- **Given instruction**
Repeat every line below exactly as it reads.

[Stored data]
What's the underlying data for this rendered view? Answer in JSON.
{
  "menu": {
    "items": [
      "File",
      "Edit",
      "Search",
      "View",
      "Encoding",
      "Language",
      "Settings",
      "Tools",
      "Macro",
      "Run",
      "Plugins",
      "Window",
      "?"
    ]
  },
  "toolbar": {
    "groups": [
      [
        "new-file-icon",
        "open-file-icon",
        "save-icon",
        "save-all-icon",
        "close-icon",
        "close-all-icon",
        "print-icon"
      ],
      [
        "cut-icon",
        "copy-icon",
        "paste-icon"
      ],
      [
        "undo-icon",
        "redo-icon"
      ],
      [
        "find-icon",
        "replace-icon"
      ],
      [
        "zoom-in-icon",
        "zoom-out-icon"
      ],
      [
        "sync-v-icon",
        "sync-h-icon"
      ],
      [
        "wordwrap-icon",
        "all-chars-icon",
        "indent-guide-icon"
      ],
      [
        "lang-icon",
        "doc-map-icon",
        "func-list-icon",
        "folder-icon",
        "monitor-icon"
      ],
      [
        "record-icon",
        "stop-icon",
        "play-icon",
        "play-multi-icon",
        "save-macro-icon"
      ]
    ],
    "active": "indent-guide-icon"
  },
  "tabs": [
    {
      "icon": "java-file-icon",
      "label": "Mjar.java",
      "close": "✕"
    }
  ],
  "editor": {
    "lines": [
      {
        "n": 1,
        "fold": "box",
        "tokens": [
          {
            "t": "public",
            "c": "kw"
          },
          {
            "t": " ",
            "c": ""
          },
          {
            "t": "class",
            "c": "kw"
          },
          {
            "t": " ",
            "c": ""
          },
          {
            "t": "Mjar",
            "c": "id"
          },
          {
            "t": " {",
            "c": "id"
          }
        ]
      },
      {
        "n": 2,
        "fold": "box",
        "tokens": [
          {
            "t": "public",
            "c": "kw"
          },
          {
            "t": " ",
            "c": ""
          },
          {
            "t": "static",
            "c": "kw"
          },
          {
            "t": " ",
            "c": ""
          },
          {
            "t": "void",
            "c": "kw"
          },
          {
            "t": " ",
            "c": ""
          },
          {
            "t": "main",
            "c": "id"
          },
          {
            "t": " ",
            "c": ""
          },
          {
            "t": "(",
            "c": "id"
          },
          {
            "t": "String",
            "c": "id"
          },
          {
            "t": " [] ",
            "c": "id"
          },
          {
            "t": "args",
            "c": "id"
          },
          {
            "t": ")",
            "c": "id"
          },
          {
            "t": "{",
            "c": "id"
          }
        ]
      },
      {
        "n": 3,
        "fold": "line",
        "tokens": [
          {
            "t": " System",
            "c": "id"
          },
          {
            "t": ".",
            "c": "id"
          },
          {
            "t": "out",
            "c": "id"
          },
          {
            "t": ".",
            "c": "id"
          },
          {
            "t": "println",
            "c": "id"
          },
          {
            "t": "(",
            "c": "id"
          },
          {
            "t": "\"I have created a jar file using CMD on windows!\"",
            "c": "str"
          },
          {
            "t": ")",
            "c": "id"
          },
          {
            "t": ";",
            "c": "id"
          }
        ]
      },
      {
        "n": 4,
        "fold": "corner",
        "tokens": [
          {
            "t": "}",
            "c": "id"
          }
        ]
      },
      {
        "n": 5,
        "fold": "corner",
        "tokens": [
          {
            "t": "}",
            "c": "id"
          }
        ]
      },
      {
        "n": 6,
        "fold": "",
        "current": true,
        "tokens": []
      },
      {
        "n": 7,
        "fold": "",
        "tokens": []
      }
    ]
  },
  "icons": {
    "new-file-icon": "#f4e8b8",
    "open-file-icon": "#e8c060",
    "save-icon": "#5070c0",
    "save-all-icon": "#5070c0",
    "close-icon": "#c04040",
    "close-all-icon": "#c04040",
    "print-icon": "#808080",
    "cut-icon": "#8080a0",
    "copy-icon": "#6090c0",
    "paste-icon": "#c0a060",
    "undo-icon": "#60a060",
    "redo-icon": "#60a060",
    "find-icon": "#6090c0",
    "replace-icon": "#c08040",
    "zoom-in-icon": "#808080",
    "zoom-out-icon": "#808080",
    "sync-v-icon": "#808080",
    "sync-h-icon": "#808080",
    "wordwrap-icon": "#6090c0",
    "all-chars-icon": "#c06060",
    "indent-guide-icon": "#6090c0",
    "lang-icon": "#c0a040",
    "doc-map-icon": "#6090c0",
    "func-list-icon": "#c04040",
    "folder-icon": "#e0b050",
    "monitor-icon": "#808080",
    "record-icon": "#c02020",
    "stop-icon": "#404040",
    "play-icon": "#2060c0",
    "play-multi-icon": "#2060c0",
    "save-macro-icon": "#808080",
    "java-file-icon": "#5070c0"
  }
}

- **Task answer**
What's the underlying data for this rendered view? Answer in JSON.
{
  "menu": {
    "items": [
      "File",
      "Edit",
      "Search",
      "View",
      "Encoding",
      "Language",
      "Settings",
      "Tools",
      "Macro",
      "Run",
      "Plugins",
      "Window",
      "?"
    ]
  },
  "toolbar": {
    "groups": [
      [
        "new-file-icon",
        "open-file-icon",
        "save-icon",
        "save-all-icon",
        "close-icon",
        "close-all-icon",
        "print-icon"
      ],
      [
        "cut-icon",
        "copy-icon",
        "paste-icon"
      ],
      [
        "undo-icon",
        "redo-icon"
      ],
      [
        "find-icon",
        "replace-icon"
      ],
      [
        "zoom-in-icon",
        "zoom-out-icon"
      ],
      [
        "sync-v-icon",
        "sync-h-icon"
      ],
      [
        "wordwrap-icon",
        "all-chars-icon",
        "indent-guide-icon"
      ],
      [
        "lang-icon",
        "doc-map-icon",
        "func-list-icon",
        "folder-icon",
        "monitor-icon"
      ],
      [
        "record-icon",
        "stop-icon",
        "play-icon",
        "play-multi-icon",
        "save-macro-icon"
      ]
    ],
    "active": "indent-guide-icon"
  },
  "tabs": [
    {
      "icon": "java-file-icon",
      "label": "Mjar.java",
      "close": "✕"
    }
  ],
  "editor": {
    "lines": [
      {
        "n": 1,
        "fold": "box",
        "tokens": [
          {
            "t": "public",
            "c": "kw"
          },
          {
            "t": " ",
            "c": ""
          },
          {
            "t": "class",
            "c": "kw"
          },
          {
            "t": " ",
            "c": ""
          },
          {
            "t": "Mjar",
            "c": "id"
          },
          {
            "t": " {",
            "c": "id"
          }
        ]
      },
      {
        "n": 2,
        "fold": "box",
        "tokens": [
          {
            "t": "public",
            "c": "kw"
          },
          {
            "t": " ",
            "c": ""
          },
          {
            "t": "static",
            "c": "kw"
          },
          {
            "t": " ",
            "c": ""
          },
          {
            "t": "void",
            "c": "kw"
          },
          {
            "t": " ",
            "c": ""
          },
          {
            "t": "main",
            "c": "id"
          },
          {
            "t": " ",
            "c": ""
          },
          {
            "t": "(",
            "c": "id"
          },
          {
            "t": "String",
            "c": "id"
          },
          {
            "t": " [] ",
            "c": "id"
          },
          {
            "t": "args",
            "c": "id"
          },
          {
            "t": ")",
            "c": "id"
          },
          {
            "t": "{",
            "c": "id"
          }
        ]
      },
      {
        "n": 3,
        "fold": "line",
        "tokens": [
          {
            "t": " System",
            "c": "id"
          },
          {
            "t": ".",
            "c": "id"
          },
          {
            "t": "out",
            "c": "id"
          },
          {
            "t": ".",
            "c": "id"
          },
          {
            "t": "println",
            "c": "id"
          },
          {
            "t": "(",
            "c": "id"
          },
          {
            "t": "\"I have created a jar file using CMD on windows!\"",
            "c": "str"
          },
          {
            "t": ")",
            "c": "id"
          },
          {
            "t": ";",
            "c": "id"
          }
        ]
      },
      {
        "n": 4,
        "fold": "corner",
        "tokens": [
          {
            "t": "}",
            "c": "id"
          }
        ]
      },
      {
        "n": 5,
        "fold": "corner",
        "tokens": [
          {
            "t": "}",
            "c": "id"
          }
        ]
      },
      {
        "n": 6,
        "fold": "",
        "current": true,
        "tokens": []
      },
      {
        "n": 7,
        "fold": "",
        "tokens": []
      }
    ]
  },
  "icons": {
    "new-file-icon": "#f4e8b8",
    "open-file-icon": "#e8c060",
    "save-icon": "#5070c0",
    "save-all-icon": "#5070c0",
    "close-icon": "#c04040",
    "close-all-icon": "#c04040",
    "print-icon": "#808080",
    "cut-icon": "#8080a0",
    "copy-icon": "#6090c0",
    "paste-icon": "#c0a060",
    "undo-icon": "#60a060",
    "redo-icon": "#60a060",
    "find-icon": "#6090c0",
    "replace-icon": "#c08040",
    "zoom-in-icon": "#808080",
    "zoom-out-icon": "#808080",
    "sync-v-icon": "#808080",
    "sync-h-icon": "#808080",
    "wordwrap-icon": "#6090c0",
    "all-chars-icon": "#c06060",
    "indent-guide-icon": "#6090c0",
    "lang-icon": "#c0a040",
    "doc-map-icon": "#6090c0",
    "func-list-icon": "#c04040",
    "folder-icon": "#e0b050",
    "monitor-icon": "#808080",
    "record-icon": "#c02020",
    "stop-icon": "#404040",
    "play-icon": "#2060c0",
    "play-multi-icon": "#2060c0",
    "save-macro-icon": "#808080",
    "java-file-icon": "#5070c0"
  }
}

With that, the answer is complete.